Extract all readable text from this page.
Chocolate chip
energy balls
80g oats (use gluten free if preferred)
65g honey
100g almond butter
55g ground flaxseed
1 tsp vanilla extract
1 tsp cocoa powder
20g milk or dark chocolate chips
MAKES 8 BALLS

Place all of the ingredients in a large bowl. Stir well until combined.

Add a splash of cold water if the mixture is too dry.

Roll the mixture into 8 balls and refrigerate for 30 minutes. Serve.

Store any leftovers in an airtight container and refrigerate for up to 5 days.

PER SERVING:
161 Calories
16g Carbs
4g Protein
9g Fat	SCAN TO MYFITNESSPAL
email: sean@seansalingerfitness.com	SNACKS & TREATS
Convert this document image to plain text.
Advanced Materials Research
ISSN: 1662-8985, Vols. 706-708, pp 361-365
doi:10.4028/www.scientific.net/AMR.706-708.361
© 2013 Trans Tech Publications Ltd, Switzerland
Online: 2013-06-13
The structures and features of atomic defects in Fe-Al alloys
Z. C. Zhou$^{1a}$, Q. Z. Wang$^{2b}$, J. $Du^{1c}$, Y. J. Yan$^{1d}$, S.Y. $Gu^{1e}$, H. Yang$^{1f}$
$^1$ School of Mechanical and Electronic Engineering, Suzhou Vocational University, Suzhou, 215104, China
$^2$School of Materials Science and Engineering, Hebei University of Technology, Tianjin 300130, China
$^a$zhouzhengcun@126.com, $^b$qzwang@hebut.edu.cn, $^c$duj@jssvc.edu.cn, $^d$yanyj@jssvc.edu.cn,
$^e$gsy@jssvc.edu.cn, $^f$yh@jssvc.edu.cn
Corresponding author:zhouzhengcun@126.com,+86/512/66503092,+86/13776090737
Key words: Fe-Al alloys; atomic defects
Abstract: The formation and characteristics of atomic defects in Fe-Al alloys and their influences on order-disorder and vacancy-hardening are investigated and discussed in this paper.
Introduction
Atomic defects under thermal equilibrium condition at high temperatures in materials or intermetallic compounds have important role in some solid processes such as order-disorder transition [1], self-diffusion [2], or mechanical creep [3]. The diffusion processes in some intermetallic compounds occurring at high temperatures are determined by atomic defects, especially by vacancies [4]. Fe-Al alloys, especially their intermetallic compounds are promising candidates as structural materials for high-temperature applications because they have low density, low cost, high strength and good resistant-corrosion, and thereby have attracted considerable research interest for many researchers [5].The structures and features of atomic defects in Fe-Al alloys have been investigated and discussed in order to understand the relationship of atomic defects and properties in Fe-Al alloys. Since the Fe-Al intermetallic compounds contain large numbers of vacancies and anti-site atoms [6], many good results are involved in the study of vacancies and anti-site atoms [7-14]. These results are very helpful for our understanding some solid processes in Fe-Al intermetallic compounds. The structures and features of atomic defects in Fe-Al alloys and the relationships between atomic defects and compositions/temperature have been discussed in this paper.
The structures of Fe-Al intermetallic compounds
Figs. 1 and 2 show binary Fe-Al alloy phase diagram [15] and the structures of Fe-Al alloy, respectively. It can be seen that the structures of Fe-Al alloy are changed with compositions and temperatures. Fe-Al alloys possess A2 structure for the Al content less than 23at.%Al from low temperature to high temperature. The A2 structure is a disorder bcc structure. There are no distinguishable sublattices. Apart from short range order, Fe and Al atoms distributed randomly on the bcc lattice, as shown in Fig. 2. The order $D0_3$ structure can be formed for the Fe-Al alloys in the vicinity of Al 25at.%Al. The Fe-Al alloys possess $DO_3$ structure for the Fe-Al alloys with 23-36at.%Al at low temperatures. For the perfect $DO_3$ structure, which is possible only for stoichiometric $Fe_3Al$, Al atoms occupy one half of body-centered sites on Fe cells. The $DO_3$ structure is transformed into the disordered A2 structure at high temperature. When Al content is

TASK DIRECTIONS: Each line of the material above needs repeating verbatim.

ANSWER BOX:
Extract all readable text from this page.
Chocolate chip
energy balls
80g oats (use gluten free if preferred)
65g honey
100g almond butter
55g ground flaxseed
1 tsp vanilla extract
1 tsp cocoa powder
20g milk or dark chocolate chips
MAKES 8 BALLS

Place all of the ingredients in a large bowl. Stir well until combined.

Add a splash of cold water if the mixture is too dry.

Roll the mixture into 8 balls and refrigerate for 30 minutes. Serve.

Store any leftovers in an airtight container and refrigerate for up to 5 days.

PER SERVING:
161 Calories
16g Carbs
4g Protein
9g Fat	SCAN TO MYFITNESSPAL
email: sean@seansalingerfitness.com	SNACKS & TREATS
Convert this document image to plain text.
Advanced Materials Research
ISSN: 1662-8985, Vols. 706-708, pp 361-365
doi:10.4028/www.scientific.net/AMR.706-708.361
© 2013 Trans Tech Publications Ltd, Switzerland
Online: 2013-06-13
The structures and features of atomic defects in Fe-Al alloys
Z. C. Zhou$^{1a}$, Q. Z. Wang$^{2b}$, J. $Du^{1c}$, Y. J. Yan$^{1d}$, S.Y. $Gu^{1e}$, H. Yang$^{1f}$
$^1$ School of Mechanical and Electronic Engineering, Suzhou Vocational University, Suzhou, 215104, China
$^2$School of Materials Science and Engineering, Hebei University of Technology, Tianjin 300130, China
$^a$zhouzhengcun@126.com, $^b$qzwang@hebut.edu.cn, $^c$duj@jssvc.edu.cn, $^d$yanyj@jssvc.edu.cn,
$^e$gsy@jssvc.edu.cn, $^f$yh@jssvc.edu.cn
Corresponding author:zhouzhengcun@126.com,+86/512/66503092,+86/13776090737
Key words: Fe-Al alloys; atomic defects
Abstract: The formation and characteristics of atomic defects in Fe-Al alloys and their influences on order-disorder and vacancy-hardening are investigated and discussed in this paper.
Introduction
Atomic defects under thermal equilibrium condition at high temperatures in materials or intermetallic compounds have important role in some solid processes such as order-disorder transition [1], self-diffusion [2], or mechanical creep [3]. The diffusion processes in some intermetallic compounds occurring at high temperatures are determined by atomic defects, especially by vacancies [4]. Fe-Al alloys, especially their intermetallic compounds are promising candidates as structural materials for high-temperature applications because they have low density, low cost, high strength and good resistant-corrosion, and thereby have attracted considerable research interest for many researchers [5].The structures and features of atomic defects in Fe-Al alloys have been investigated and discussed in order to understand the relationship of atomic defects and properties in Fe-Al alloys. Since the Fe-Al intermetallic compounds contain large numbers of vacancies and anti-site atoms [6], many good results are involved in the study of vacancies and anti-site atoms [7-14]. These results are very helpful for our understanding some solid processes in Fe-Al intermetallic compounds. The structures and features of atomic defects in Fe-Al alloys and the relationships between atomic defects and compositions/temperature have been discussed in this paper.
The structures of Fe-Al intermetallic compounds
Figs. 1 and 2 show binary Fe-Al alloy phase diagram [15] and the structures of Fe-Al alloy, respectively. It can be seen that the structures of Fe-Al alloy are changed with compositions and temperatures. Fe-Al alloys possess A2 structure for the Al content less than 23at.%Al from low temperature to high temperature. The A2 structure is a disorder bcc structure. There are no distinguishable sublattices. Apart from short range order, Fe and Al atoms distributed randomly on the bcc lattice, as shown in Fig. 2. The order $D0_3$ structure can be formed for the Fe-Al alloys in the vicinity of Al 25at.%Al. The Fe-Al alloys possess $DO_3$ structure for the Fe-Al alloys with 23-36at.%Al at low temperatures. For the perfect $DO_3$ structure, which is possible only for stoichiometric $Fe_3Al$, Al atoms occupy one half of body-centered sites on Fe cells. The $DO_3$ structure is transformed into the disordered A2 structure at high temperature. When Al content is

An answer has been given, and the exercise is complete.